=== Task directions ===
Write each line out exactly, leaving none out.

(Dataset items)
■ ■ ■ ■ ■ ■ ■

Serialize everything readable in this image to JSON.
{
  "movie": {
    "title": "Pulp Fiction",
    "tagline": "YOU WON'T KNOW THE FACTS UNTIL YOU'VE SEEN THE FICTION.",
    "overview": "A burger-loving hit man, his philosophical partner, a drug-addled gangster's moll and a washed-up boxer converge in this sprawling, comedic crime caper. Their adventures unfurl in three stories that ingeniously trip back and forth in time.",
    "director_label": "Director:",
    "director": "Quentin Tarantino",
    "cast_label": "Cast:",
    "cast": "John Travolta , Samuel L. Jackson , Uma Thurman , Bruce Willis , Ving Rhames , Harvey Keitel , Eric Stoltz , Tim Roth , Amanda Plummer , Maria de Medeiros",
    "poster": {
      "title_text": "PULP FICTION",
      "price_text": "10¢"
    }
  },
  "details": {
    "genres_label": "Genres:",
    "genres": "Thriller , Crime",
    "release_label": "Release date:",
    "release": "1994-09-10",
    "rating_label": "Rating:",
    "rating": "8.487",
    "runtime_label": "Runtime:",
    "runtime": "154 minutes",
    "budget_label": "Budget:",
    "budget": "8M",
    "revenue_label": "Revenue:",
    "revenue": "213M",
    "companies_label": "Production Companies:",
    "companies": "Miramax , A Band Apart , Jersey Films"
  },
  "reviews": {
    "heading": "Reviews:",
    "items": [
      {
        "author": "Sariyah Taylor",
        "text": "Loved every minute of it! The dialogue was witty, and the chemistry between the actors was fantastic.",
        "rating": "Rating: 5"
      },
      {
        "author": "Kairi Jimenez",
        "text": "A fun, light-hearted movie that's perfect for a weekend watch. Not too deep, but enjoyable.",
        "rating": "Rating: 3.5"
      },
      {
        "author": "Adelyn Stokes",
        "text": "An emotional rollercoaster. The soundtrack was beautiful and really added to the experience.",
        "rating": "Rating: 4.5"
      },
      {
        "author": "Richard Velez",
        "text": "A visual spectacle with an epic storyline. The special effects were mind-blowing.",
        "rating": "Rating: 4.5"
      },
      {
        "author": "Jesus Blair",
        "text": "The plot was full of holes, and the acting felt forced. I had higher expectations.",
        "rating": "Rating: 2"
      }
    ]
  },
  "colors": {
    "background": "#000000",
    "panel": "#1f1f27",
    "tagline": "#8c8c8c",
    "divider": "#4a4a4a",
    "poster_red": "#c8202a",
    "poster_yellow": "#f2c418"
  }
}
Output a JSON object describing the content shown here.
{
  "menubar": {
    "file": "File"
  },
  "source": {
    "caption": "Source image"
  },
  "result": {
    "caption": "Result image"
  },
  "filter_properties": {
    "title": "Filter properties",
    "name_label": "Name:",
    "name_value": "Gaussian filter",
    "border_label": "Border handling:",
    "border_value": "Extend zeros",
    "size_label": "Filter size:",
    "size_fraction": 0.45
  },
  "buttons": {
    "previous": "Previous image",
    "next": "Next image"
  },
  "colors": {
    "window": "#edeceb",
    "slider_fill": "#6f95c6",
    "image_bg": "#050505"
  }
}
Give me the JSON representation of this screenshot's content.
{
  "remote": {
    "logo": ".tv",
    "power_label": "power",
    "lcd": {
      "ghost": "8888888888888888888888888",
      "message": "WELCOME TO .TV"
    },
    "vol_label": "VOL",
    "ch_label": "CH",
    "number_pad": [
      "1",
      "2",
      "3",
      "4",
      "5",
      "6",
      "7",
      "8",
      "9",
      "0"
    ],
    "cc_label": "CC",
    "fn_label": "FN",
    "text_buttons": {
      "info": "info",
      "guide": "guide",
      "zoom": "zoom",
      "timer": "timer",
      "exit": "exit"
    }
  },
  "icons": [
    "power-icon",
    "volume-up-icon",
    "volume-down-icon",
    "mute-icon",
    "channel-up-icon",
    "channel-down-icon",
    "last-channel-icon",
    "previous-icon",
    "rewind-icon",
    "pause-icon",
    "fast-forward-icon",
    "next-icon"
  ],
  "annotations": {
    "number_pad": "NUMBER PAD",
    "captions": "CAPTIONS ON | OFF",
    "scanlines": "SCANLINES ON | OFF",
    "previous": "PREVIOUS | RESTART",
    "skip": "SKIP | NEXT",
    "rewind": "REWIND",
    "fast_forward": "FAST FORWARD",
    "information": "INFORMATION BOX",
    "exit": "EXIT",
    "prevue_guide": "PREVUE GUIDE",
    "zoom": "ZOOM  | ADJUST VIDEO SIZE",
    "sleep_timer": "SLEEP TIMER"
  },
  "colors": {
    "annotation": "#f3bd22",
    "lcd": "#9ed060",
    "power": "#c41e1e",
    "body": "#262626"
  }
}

■ ■ ■ ■ ■ ■ ■

=== Answer to this problem ===
Serialize everything readable in this image to JSON.
{
  "movie": {
    "title": "Pulp Fiction",
    "tagline": "YOU WON'T KNOW THE FACTS UNTIL YOU'VE SEEN THE FICTION.",
    "overview": "A burger-loving hit man, his philosophical partner, a drug-addled gangster's moll and a washed-up boxer converge in this sprawling, comedic crime caper. Their adventures unfurl in three stories that ingeniously trip back and forth in time.",
    "director_label": "Director:",
    "director": "Quentin Tarantino",
    "cast_label": "Cast:",
    "cast": "John Travolta , Samuel L. Jackson , Uma Thurman , Bruce Willis , Ving Rhames , Harvey Keitel , Eric Stoltz , Tim Roth , Amanda Plummer , Maria de Medeiros",
    "poster": {
      "title_text": "PULP FICTION",
      "price_text": "10¢"
    }
  },
  "details": {
    "genres_label": "Genres:",
    "genres": "Thriller , Crime",
    "release_label": "Release date:",
    "release": "1994-09-10",
    "rating_label": "Rating:",
    "rating": "8.487",
    "runtime_label": "Runtime:",
    "runtime": "154 minutes",
    "budget_label": "Budget:",
    "budget": "8M",
    "revenue_label": "Revenue:",
    "revenue": "213M",
    "companies_label": "Production Companies:",
    "companies": "Miramax , A Band Apart , Jersey Films"
  },
  "reviews": {
    "heading": "Reviews:",
    "items": [
      {
        "author": "Sariyah Taylor",
        "text": "Loved every minute of it! The dialogue was witty, and the chemistry between the actors was fantastic.",
        "rating": "Rating: 5"
      },
      {
        "author": "Kairi Jimenez",
        "text": "A fun, light-hearted movie that's perfect for a weekend watch. Not too deep, but enjoyable.",
        "rating": "Rating: 3.5"
      },
      {
        "author": "Adelyn Stokes",
        "text": "An emotional rollercoaster. The soundtrack was beautiful and really added to the experience.",
        "rating": "Rating: 4.5"
      },
      {
        "author": "Richard Velez",
        "text": "A visual spectacle with an epic storyline. The special effects were mind-blowing.",
        "rating": "Rating: 4.5"
      },
      {
        "author": "Jesus Blair",
        "text": "The plot was full of holes, and the acting felt forced. I had higher expectations.",
        "rating": "Rating: 2"
      }
    ]
  },
  "colors": {
    "background": "#000000",
    "panel": "#1f1f27",
    "tagline": "#8c8c8c",
    "divider": "#4a4a4a",
    "poster_red": "#c8202a",
    "poster_yellow": "#f2c418"
  }
}
Output a JSON object describing the content shown here.
{
  "menubar": {
    "file": "File"
  },
  "source": {
    "caption": "Source image"
  },
  "result": {
    "caption": "Result image"
  },
  "filter_properties": {
    "title": "Filter properties",
    "name_label": "Name:",
    "name_value": "Gaussian filter",
    "border_label": "Border handling:",
    "border_value": "Extend zeros",
    "size_label": "Filter size:",
    "size_fraction": 0.45
  },
  "buttons": {
    "previous": "Previous image",
    "next": "Next image"
  },
  "colors": {
    "window": "#edeceb",
    "slider_fill": "#6f95c6",
    "image_bg": "#050505"
  }
}
Give me the JSON representation of this screenshot's content.
{
  "remote": {
    "logo": ".tv",
    "power_label": "power",
    "lcd": {
      "ghost": "8888888888888888888888888",
      "message": "WELCOME TO .TV"
    },
    "vol_label": "VOL",
    "ch_label": "CH",
    "number_pad": [
      "1",
      "2",
      "3",
      "4",
      "5",
      "6",
      "7",
      "8",
      "9",
      "0"
    ],
    "cc_label": "CC",
    "fn_label": "FN",
    "text_buttons": {
      "info": "info",
      "guide": "guide",
      "zoom": "zoom",
      "timer": "timer",
      "exit": "exit"
    }
  },
  "icons": [
    "power-icon",
    "volume-up-icon",
    "volume-down-icon",
    "mute-icon",
    "channel-up-icon",
    "channel-down-icon",
    "last-channel-icon",
    "previous-icon",
    "rewind-icon",
    "pause-icon",
    "fast-forward-icon",
    "next-icon"
  ],
  "annotations": {
    "number_pad": "NUMBER PAD",
    "captions": "CAPTIONS ON | OFF",
    "scanlines": "SCANLINES ON | OFF",
    "previous": "PREVIOUS | RESTART",
    "skip": "SKIP | NEXT",
    "rewind": "REWIND",
    "fast_forward": "FAST FORWARD",
    "information": "INFORMATION BOX",
    "exit": "EXIT",
    "prevue_guide": "PREVUE GUIDE",
    "zoom": "ZOOM  | ADJUST VIDEO SIZE",
    "sleep_timer": "SLEEP TIMER"
  },
  "colors": {
    "annotation": "#f3bd22",
    "lcd": "#9ed060",
    "power": "#c41e1e",
    "body": "#262626"
  }
}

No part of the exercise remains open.